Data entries
════
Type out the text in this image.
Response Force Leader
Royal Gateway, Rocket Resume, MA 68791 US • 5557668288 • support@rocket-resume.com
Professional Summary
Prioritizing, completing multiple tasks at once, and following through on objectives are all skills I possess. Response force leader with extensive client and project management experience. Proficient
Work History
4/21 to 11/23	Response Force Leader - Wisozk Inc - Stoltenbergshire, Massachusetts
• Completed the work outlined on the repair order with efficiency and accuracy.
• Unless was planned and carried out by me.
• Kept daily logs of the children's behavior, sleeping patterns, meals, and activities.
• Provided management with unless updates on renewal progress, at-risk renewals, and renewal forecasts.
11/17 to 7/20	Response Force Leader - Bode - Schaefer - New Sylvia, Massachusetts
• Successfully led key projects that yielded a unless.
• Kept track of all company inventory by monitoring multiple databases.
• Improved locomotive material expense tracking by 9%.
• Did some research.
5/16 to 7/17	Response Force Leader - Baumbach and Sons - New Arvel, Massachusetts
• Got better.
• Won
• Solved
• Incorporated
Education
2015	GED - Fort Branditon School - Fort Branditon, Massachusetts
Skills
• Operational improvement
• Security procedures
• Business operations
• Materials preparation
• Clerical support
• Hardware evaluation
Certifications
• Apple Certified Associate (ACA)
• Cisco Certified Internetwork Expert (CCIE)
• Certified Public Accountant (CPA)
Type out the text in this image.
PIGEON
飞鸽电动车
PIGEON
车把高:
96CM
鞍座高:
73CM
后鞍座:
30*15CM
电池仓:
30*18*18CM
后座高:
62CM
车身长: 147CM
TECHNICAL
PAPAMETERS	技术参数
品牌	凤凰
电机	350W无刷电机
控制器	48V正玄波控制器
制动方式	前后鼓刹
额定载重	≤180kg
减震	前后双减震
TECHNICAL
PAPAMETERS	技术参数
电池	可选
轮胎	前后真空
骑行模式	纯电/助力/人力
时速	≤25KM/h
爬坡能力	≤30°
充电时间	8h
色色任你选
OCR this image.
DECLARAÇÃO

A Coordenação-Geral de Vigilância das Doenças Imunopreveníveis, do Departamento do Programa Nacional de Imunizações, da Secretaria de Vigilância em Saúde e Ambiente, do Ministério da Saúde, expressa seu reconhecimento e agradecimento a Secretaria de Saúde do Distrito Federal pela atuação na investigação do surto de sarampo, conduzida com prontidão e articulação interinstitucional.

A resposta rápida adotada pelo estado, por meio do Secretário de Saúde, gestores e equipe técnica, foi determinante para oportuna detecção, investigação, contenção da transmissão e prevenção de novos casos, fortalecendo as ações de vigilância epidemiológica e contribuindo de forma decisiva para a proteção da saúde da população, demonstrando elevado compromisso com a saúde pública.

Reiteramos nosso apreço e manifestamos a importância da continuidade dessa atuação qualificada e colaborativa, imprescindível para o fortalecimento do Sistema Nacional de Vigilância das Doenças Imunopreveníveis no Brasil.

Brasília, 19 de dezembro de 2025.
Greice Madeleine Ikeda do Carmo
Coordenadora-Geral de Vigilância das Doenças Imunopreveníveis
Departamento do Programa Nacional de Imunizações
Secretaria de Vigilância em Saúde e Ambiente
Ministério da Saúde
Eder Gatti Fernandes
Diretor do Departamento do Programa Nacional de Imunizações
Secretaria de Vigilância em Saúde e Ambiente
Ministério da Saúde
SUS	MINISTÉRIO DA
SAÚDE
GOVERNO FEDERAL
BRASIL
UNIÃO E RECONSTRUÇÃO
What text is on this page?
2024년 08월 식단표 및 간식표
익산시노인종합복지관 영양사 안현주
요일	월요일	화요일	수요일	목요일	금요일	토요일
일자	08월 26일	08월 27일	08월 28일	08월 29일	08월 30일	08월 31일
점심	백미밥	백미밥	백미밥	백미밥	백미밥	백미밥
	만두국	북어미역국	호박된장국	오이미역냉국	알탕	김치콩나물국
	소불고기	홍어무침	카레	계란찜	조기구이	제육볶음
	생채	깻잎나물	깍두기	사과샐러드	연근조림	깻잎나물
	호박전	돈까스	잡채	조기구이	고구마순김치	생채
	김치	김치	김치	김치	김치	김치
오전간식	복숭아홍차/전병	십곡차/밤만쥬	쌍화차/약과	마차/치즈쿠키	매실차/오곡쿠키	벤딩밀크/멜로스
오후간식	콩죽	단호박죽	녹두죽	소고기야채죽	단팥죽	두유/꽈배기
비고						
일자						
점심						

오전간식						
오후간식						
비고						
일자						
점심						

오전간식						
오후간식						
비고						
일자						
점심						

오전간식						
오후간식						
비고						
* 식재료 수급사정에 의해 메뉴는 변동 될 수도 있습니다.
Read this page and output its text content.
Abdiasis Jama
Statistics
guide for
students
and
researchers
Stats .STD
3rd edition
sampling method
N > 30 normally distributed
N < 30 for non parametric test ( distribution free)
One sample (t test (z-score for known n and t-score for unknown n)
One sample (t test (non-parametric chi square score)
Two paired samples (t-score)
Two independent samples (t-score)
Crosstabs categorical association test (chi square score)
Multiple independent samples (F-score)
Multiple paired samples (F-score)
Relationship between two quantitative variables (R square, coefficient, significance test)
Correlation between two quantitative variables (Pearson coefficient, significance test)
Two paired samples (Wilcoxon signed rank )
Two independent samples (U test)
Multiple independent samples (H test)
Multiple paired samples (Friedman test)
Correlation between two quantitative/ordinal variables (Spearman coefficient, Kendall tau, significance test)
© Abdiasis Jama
════
Challenge: Produce a verbatim transcription of the entries above.

Task result:
Type out the text in this image.
Response Force Leader
Royal Gateway, Rocket Resume, MA 68791 US • 5557668288 • support@rocket-resume.com
Professional Summary
Prioritizing, completing multiple tasks at once, and following through on objectives are all skills I possess. Response force leader with extensive client and project management experience. Proficient
Work History
4/21 to 11/23	Response Force Leader - Wisozk Inc - Stoltenbergshire, Massachusetts
• Completed the work outlined on the repair order with efficiency and accuracy.
• Unless was planned and carried out by me.
• Kept daily logs of the children's behavior, sleeping patterns, meals, and activities.
• Provided management with unless updates on renewal progress, at-risk renewals, and renewal forecasts.
11/17 to 7/20	Response Force Leader - Bode - Schaefer - New Sylvia, Massachusetts
• Successfully led key projects that yielded a unless.
• Kept track of all company inventory by monitoring multiple databases.
• Improved locomotive material expense tracking by 9%.
• Did some research.
5/16 to 7/17	Response Force Leader - Baumbach and Sons - New Arvel, Massachusetts
• Got better.
• Won
• Solved
• Incorporated
Education
2015	GED - Fort Branditon School - Fort Branditon, Massachusetts
Skills
• Operational improvement
• Security procedures
• Business operations
• Materials preparation
• Clerical support
• Hardware evaluation
Certifications
• Apple Certified Associate (ACA)
• Cisco Certified Internetwork Expert (CCIE)
• Certified Public Accountant (CPA)
Type out the text in this image.
PIGEON
飞鸽电动车
PIGEON
车把高:
96CM
鞍座高:
73CM
后鞍座:
30*15CM
电池仓:
30*18*18CM
后座高:
62CM
车身长: 147CM
TECHNICAL
PAPAMETERS	技术参数
品牌	凤凰
电机	350W无刷电机
控制器	48V正玄波控制器
制动方式	前后鼓刹
额定载重	≤180kg
减震	前后双减震
TECHNICAL
PAPAMETERS	技术参数
电池	可选
轮胎	前后真空
骑行模式	纯电/助力/人力
时速	≤25KM/h
爬坡能力	≤30°
充电时间	8h
色色任你选
OCR this image.
DECLARAÇÃO

A Coordenação-Geral de Vigilância das Doenças Imunopreveníveis, do Departamento do Programa Nacional de Imunizações, da Secretaria de Vigilância em Saúde e Ambiente, do Ministério da Saúde, expressa seu reconhecimento e agradecimento a Secretaria de Saúde do Distrito Federal pela atuação na investigação do surto de sarampo, conduzida com prontidão e articulação interinstitucional.

A resposta rápida adotada pelo estado, por meio do Secretário de Saúde, gestores e equipe técnica, foi determinante para oportuna detecção, investigação, contenção da transmissão e prevenção de novos casos, fortalecendo as ações de vigilância epidemiológica e contribuindo de forma decisiva para a proteção da saúde da população, demonstrando elevado compromisso com a saúde pública.

Reiteramos nosso apreço e manifestamos a importância da continuidade dessa atuação qualificada e colaborativa, imprescindível para o fortalecimento do Sistema Nacional de Vigilância das Doenças Imunopreveníveis no Brasil.

Brasília, 19 de dezembro de 2025.
Greice Madeleine Ikeda do Carmo
Coordenadora-Geral de Vigilância das Doenças Imunopreveníveis
Departamento do Programa Nacional de Imunizações
Secretaria de Vigilância em Saúde e Ambiente
Ministério da Saúde
Eder Gatti Fernandes
Diretor do Departamento do Programa Nacional de Imunizações
Secretaria de Vigilância em Saúde e Ambiente
Ministério da Saúde
SUS	MINISTÉRIO DA
SAÚDE
GOVERNO FEDERAL
BRASIL
UNIÃO E RECONSTRUÇÃO
What text is on this page?
2024년 08월 식단표 및 간식표
익산시노인종합복지관 영양사 안현주
요일	월요일	화요일	수요일	목요일	금요일	토요일
일자	08월 26일	08월 27일	08월 28일	08월 29일	08월 30일	08월 31일
점심	백미밥	백미밥	백미밥	백미밥	백미밥	백미밥
	만두국	북어미역국	호박된장국	오이미역냉국	알탕	김치콩나물국
	소불고기	홍어무침	카레	계란찜	조기구이	제육볶음
	생채	깻잎나물	깍두기	사과샐러드	연근조림	깻잎나물
	호박전	돈까스	잡채	조기구이	고구마순김치	생채
	김치	김치	김치	김치	김치	김치
오전간식	복숭아홍차/전병	십곡차/밤만쥬	쌍화차/약과	마차/치즈쿠키	매실차/오곡쿠키	벤딩밀크/멜로스
오후간식	콩죽	단호박죽	녹두죽	소고기야채죽	단팥죽	두유/꽈배기
비고						
일자						
점심						

오전간식						
오후간식						
비고						
일자						
점심						

오전간식						
오후간식						
비고						
일자						
점심						

오전간식						
오후간식						
비고						
* 식재료 수급사정에 의해 메뉴는 변동 될 수도 있습니다.
Read this page and output its text content.
Abdiasis Jama
Statistics
guide for
students
and
researchers
Stats .STD
3rd edition
sampling method
N > 30 normally distributed
N < 30 for non parametric test ( distribution free)
One sample (t test (z-score for known n and t-score for unknown n)
One sample (t test (non-parametric chi square score)
Two paired samples (t-score)
Two independent samples (t-score)
Crosstabs categorical association test (chi square score)
Multiple independent samples (F-score)
Multiple paired samples (F-score)
Relationship between two quantitative variables (R square, coefficient, significance test)
Correlation between two quantitative variables (Pearson coefficient, significance test)
Two paired samples (Wilcoxon signed rank )
Two independent samples (U test)
Multiple independent samples (H test)
Multiple paired samples (Friedman test)
Correlation between two quantitative/ordinal variables (Spearman coefficient, Kendall tau, significance test)
© Abdiasis Jama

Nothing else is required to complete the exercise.